(Data shown)
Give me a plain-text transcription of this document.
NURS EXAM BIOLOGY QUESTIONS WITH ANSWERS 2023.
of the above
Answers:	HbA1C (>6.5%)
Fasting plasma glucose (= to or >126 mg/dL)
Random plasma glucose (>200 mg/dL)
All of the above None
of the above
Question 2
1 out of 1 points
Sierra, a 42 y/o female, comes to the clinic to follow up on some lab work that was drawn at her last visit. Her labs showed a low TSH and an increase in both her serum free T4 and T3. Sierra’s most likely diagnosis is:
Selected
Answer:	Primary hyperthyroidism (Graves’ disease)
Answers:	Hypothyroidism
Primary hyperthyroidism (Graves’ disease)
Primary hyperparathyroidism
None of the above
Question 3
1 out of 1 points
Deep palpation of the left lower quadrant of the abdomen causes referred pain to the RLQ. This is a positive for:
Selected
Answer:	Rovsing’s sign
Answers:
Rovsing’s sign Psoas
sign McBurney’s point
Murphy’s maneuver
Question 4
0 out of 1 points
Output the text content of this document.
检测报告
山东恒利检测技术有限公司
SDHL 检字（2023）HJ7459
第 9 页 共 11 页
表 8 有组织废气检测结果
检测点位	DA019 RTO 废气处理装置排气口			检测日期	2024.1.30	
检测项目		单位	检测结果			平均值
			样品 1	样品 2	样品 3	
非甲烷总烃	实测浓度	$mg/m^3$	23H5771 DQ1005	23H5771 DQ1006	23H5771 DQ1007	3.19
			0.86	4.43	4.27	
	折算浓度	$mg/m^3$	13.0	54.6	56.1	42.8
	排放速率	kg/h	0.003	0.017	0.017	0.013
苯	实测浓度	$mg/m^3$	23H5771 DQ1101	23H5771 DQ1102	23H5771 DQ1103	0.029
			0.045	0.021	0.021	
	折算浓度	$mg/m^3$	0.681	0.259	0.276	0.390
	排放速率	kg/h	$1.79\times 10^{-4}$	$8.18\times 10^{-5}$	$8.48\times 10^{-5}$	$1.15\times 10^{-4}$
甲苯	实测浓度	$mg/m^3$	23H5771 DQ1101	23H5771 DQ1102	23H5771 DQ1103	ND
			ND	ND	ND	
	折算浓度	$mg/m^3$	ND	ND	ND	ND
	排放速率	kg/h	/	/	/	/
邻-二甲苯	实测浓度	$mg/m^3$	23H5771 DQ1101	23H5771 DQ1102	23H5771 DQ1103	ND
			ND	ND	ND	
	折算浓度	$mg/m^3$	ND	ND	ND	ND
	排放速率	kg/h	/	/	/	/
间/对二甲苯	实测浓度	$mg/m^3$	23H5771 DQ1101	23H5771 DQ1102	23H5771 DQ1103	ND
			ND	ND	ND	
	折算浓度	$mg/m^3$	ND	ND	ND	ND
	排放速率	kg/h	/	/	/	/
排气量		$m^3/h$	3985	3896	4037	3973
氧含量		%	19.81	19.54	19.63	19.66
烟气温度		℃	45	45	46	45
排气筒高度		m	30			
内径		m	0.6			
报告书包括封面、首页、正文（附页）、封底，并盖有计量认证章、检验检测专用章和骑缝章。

(Problem statement) Copy out exactly the lines from the line with "Output the text content of this document." to the end of the listing, including both of those lines, and give nothing else.

(Full output)
Output the text content of this document.
检测报告
山东恒利检测技术有限公司
SDHL 检字（2023）HJ7459
第 9 页 共 11 页
表 8 有组织废气检测结果
检测点位	DA019 RTO 废气处理装置排气口			检测日期	2024.1.30	
检测项目		单位	检测结果			平均值
			样品 1	样品 2	样品 3	
非甲烷总烃	实测浓度	$mg/m^3$	23H5771 DQ1005	23H5771 DQ1006	23H5771 DQ1007	3.19
			0.86	4.43	4.27	
	折算浓度	$mg/m^3$	13.0	54.6	56.1	42.8
	排放速率	kg/h	0.003	0.017	0.017	0.013
苯	实测浓度	$mg/m^3$	23H5771 DQ1101	23H5771 DQ1102	23H5771 DQ1103	0.029
			0.045	0.021	0.021	
	折算浓度	$mg/m^3$	0.681	0.259	0.276	0.390
	排放速率	kg/h	$1.79\times 10^{-4}$	$8.18\times 10^{-5}$	$8.48\times 10^{-5}$	$1.15\times 10^{-4}$
甲苯	实测浓度	$mg/m^3$	23H5771 DQ1101	23H5771 DQ1102	23H5771 DQ1103	ND
			ND	ND	ND	
	折算浓度	$mg/m^3$	ND	ND	ND	ND
	排放速率	kg/h	/	/	/	/
邻-二甲苯	实测浓度	$mg/m^3$	23H5771 DQ1101	23H5771 DQ1102	23H5771 DQ1103	ND
			ND	ND	ND	
	折算浓度	$mg/m^3$	ND	ND	ND	ND
	排放速率	kg/h	/	/	/	/
间/对二甲苯	实测浓度	$mg/m^3$	23H5771 DQ1101	23H5771 DQ1102	23H5771 DQ1103	ND
			ND	ND	ND	
	折算浓度	$mg/m^3$	ND	ND	ND	ND
	排放速率	kg/h	/	/	/	/
排气量		$m^3/h$	3985	3896	4037	3973
氧含量		%	19.81	19.54	19.63	19.66
烟气温度		℃	45	45	46	45
排气筒高度		m	30			
内径		m	0.6			
报告书包括封面、首页、正文（附页）、封底，并盖有计量认证章、检验检测专用章和骑缝章。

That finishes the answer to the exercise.